» Problem to work on
Pick out every line that holds the string "caption" and copy it.

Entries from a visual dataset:
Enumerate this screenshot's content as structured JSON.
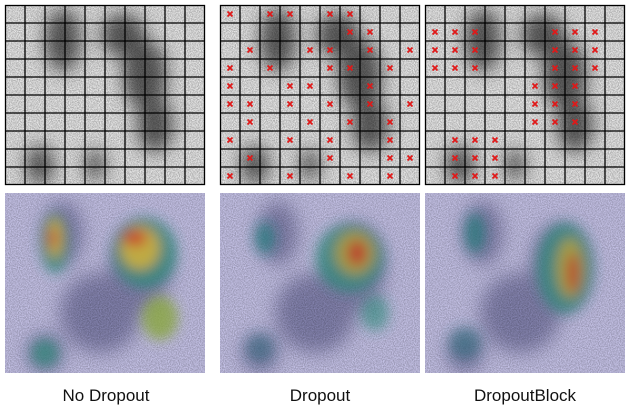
{
  "panels": [
    {
      "caption": "No Dropout"
    },
    {
      "caption": "Dropout"
    },
    {
      "caption": "DropoutBlock"
    }
  ]
}
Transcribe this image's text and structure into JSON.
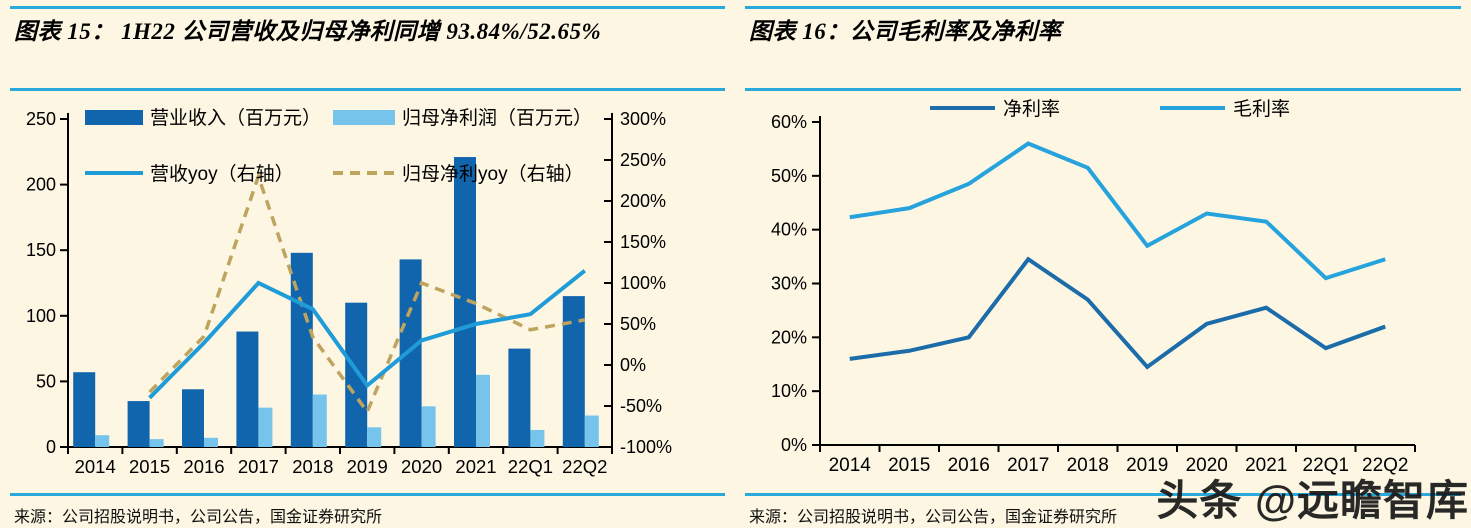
{
  "page": {
    "background": "#FCF6E3",
    "rule_color": "#29A9DC"
  },
  "panels": [
    {
      "title": "图表 15： 1H22 公司营收及归母净利同增 93.84%/52.65%",
      "source": "来源：公司招股说明书，公司公告，国金证券研究所"
    },
    {
      "title": "图表 16：公司毛利率及净利率",
      "source": "来源：公司招股说明书，公司公告，国金证券研究所"
    }
  ],
  "watermark": "头条 @远瞻智库",
  "chart_data": [
    {
      "type": "bar",
      "title": "1H22 公司营收及归母净利同增 93.84%/52.65%",
      "categories": [
        "2014",
        "2015",
        "2016",
        "2017",
        "2018",
        "2019",
        "2020",
        "2021",
        "22Q1",
        "22Q2"
      ],
      "bar_series": [
        {
          "name": "营业收入（百万元）",
          "axis": "left",
          "color": "#1065AD",
          "values": [
            57,
            35,
            44,
            88,
            148,
            110,
            143,
            221,
            75,
            115
          ]
        },
        {
          "name": "归母净利润（百万元）",
          "axis": "left",
          "color": "#76C3EB",
          "values": [
            9,
            6,
            7,
            30,
            40,
            15,
            31,
            55,
            13,
            24
          ]
        }
      ],
      "line_series": [
        {
          "name": "营收yoy（右轴）",
          "axis": "right",
          "style": "solid",
          "color": "#1F9CD8",
          "values": [
            null,
            -40,
            27,
            100,
            68,
            -25,
            30,
            50,
            62,
            115
          ]
        },
        {
          "name": "归母净利yoy（右轴）",
          "axis": "right",
          "style": "dashed",
          "color": "#BFA45F",
          "values": [
            null,
            -33,
            35,
            230,
            34,
            -57,
            100,
            75,
            43,
            55
          ]
        }
      ],
      "left_axis": {
        "min": 0,
        "max": 250,
        "step": 50,
        "suffix": ""
      },
      "right_axis": {
        "min": -100,
        "max": 300,
        "step": 50,
        "suffix": "%"
      },
      "grid": false,
      "legend_position": "top-inside"
    },
    {
      "type": "line",
      "title": "公司毛利率及净利率",
      "categories": [
        "2014",
        "2015",
        "2016",
        "2017",
        "2018",
        "2019",
        "2020",
        "2021",
        "22Q1",
        "22Q2"
      ],
      "series": [
        {
          "name": "净利率",
          "color": "#1B6CA8",
          "values": [
            16,
            17.5,
            20,
            34.5,
            27,
            14.5,
            22.5,
            25.5,
            18,
            22
          ]
        },
        {
          "name": "毛利率",
          "color": "#26A3DC",
          "values": [
            42.3,
            44,
            48.5,
            56,
            51.5,
            37,
            43,
            41.5,
            31,
            34.5
          ]
        }
      ],
      "y_axis": {
        "min": 0,
        "max": 60,
        "step": 10,
        "suffix": "%"
      },
      "grid": false,
      "legend_position": "top"
    }
  ]
}
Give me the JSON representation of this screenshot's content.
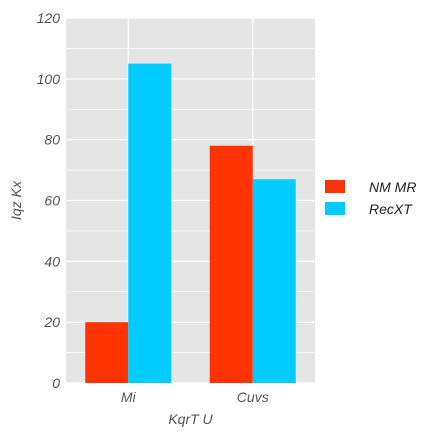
{
  "chart_data": {
    "type": "bar",
    "categories": [
      "Mi",
      "Cuvs"
    ],
    "series": [
      {
        "name": "NM MR",
        "values": [
          20,
          78
        ],
        "color": "#ff3300"
      },
      {
        "name": "RecXT",
        "values": [
          105,
          67
        ],
        "color": "#00ccff"
      }
    ],
    "xlabel": "KqrT U",
    "ylabel": "Iqz Kx",
    "ylim": [
      0,
      120
    ],
    "yticks": [
      0,
      20,
      40,
      60,
      80,
      100,
      120
    ],
    "grid": true,
    "legend_position": "right",
    "plot_background": "#e5e5e5",
    "grid_color": "#ffffff"
  }
}
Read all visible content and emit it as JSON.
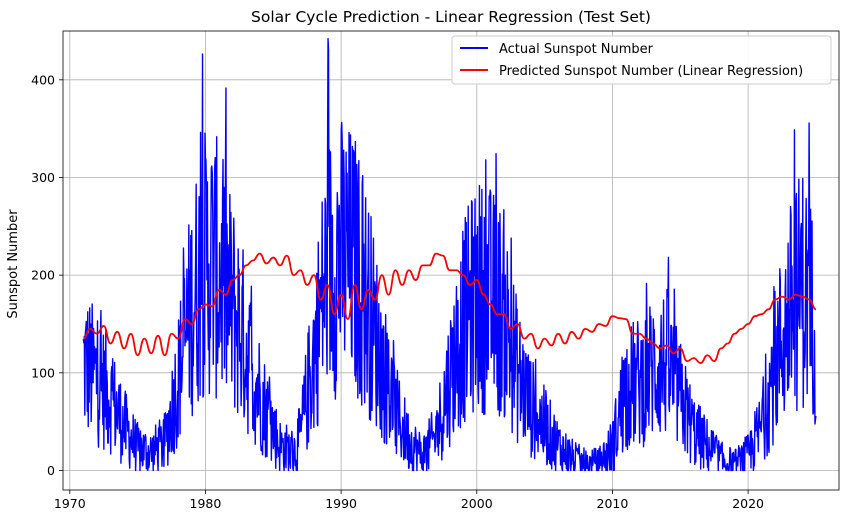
{
  "chart_data": {
    "type": "line",
    "title": "Solar Cycle Prediction - Linear Regression (Test Set)",
    "xlabel": "",
    "ylabel": "Sunspot Number",
    "xlim": [
      1969.5,
      2026.7
    ],
    "ylim": [
      -20,
      450
    ],
    "x_ticks": [
      1970,
      1980,
      1990,
      2000,
      2010,
      2020
    ],
    "y_ticks": [
      0,
      100,
      200,
      300,
      400
    ],
    "grid": true,
    "legend_position": "top-right",
    "series": [
      {
        "name": "Actual Sunspot Number",
        "color": "#0000ff",
        "style": "dense-noisy",
        "noise_scale": 0.6,
        "min_value": 0,
        "x": [
          1971.0,
          1972.0,
          1973.0,
          1974.0,
          1975.0,
          1976.0,
          1977.0,
          1978.0,
          1979.0,
          1979.8,
          1980.5,
          1981.5,
          1982.5,
          1983.5,
          1984.5,
          1985.5,
          1986.5,
          1987.0,
          1988.0,
          1989.0,
          1990.0,
          1991.0,
          1992.0,
          1993.0,
          1994.0,
          1995.0,
          1996.0,
          1997.0,
          1998.0,
          1999.0,
          2000.0,
          2001.0,
          2002.0,
          2003.0,
          2004.0,
          2005.0,
          2006.0,
          2007.0,
          2008.0,
          2009.0,
          2010.0,
          2011.0,
          2012.0,
          2013.0,
          2014.0,
          2015.0,
          2016.0,
          2017.0,
          2018.0,
          2019.0,
          2020.0,
          2021.0,
          2022.0,
          2023.0,
          2024.0,
          2025.0
        ],
        "values": [
          110,
          95,
          75,
          45,
          22,
          18,
          28,
          95,
          170,
          210,
          215,
          185,
          150,
          100,
          60,
          25,
          18,
          35,
          120,
          210,
          220,
          210,
          170,
          110,
          60,
          30,
          15,
          35,
          95,
          150,
          180,
          175,
          160,
          100,
          65,
          45,
          25,
          12,
          5,
          6,
          25,
          85,
          90,
          105,
          110,
          75,
          40,
          25,
          10,
          5,
          15,
          45,
          110,
          160,
          190,
          150
        ]
      },
      {
        "name": "Predicted Sunspot Number (Linear Regression)",
        "color": "#ff0000",
        "style": "smooth",
        "x": [
          1971.0,
          1971.5,
          1972.0,
          1972.5,
          1973.0,
          1973.5,
          1974.0,
          1974.5,
          1975.0,
          1975.5,
          1976.0,
          1976.5,
          1977.0,
          1977.5,
          1978.0,
          1978.5,
          1979.0,
          1979.5,
          1980.0,
          1980.5,
          1981.0,
          1981.5,
          1982.0,
          1982.5,
          1983.0,
          1983.5,
          1984.0,
          1984.5,
          1985.0,
          1985.5,
          1986.0,
          1986.5,
          1987.0,
          1987.5,
          1988.0,
          1988.5,
          1989.0,
          1989.5,
          1990.0,
          1990.5,
          1991.0,
          1991.5,
          1992.0,
          1992.5,
          1993.0,
          1993.5,
          1994.0,
          1994.5,
          1995.0,
          1995.5,
          1996.0,
          1996.5,
          1997.0,
          1997.5,
          1998.0,
          1998.5,
          1999.0,
          1999.5,
          2000.0,
          2000.5,
          2001.0,
          2001.5,
          2002.0,
          2002.5,
          2003.0,
          2003.5,
          2004.0,
          2004.5,
          2005.0,
          2005.5,
          2006.0,
          2006.5,
          2007.0,
          2007.5,
          2008.0,
          2008.5,
          2009.0,
          2009.5,
          2010.0,
          2010.5,
          2011.0,
          2011.5,
          2012.0,
          2012.5,
          2013.0,
          2013.5,
          2014.0,
          2014.5,
          2015.0,
          2015.5,
          2016.0,
          2016.5,
          2017.0,
          2017.5,
          2018.0,
          2018.5,
          2019.0,
          2019.5,
          2020.0,
          2020.5,
          2021.0,
          2021.5,
          2022.0,
          2022.5,
          2023.0,
          2023.5,
          2024.0,
          2024.5,
          2025.0
        ],
        "values": [
          135,
          145,
          140,
          148,
          130,
          142,
          125,
          140,
          118,
          135,
          120,
          138,
          118,
          140,
          135,
          155,
          150,
          165,
          170,
          168,
          185,
          180,
          195,
          200,
          210,
          215,
          222,
          212,
          218,
          210,
          220,
          200,
          205,
          190,
          200,
          175,
          190,
          160,
          180,
          155,
          190,
          165,
          185,
          175,
          200,
          180,
          205,
          190,
          205,
          195,
          210,
          210,
          222,
          220,
          205,
          205,
          200,
          190,
          195,
          180,
          170,
          160,
          160,
          145,
          150,
          135,
          140,
          125,
          135,
          128,
          140,
          130,
          142,
          135,
          145,
          142,
          150,
          148,
          158,
          156,
          155,
          140,
          140,
          135,
          130,
          125,
          128,
          120,
          125,
          112,
          115,
          110,
          118,
          112,
          125,
          130,
          140,
          145,
          150,
          158,
          160,
          165,
          175,
          178,
          175,
          180,
          178,
          175,
          165
        ]
      }
    ]
  }
}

» The completed task
      "caption": "No Dropout"
      "caption": "Dropout"
      "caption": "DropoutBlock"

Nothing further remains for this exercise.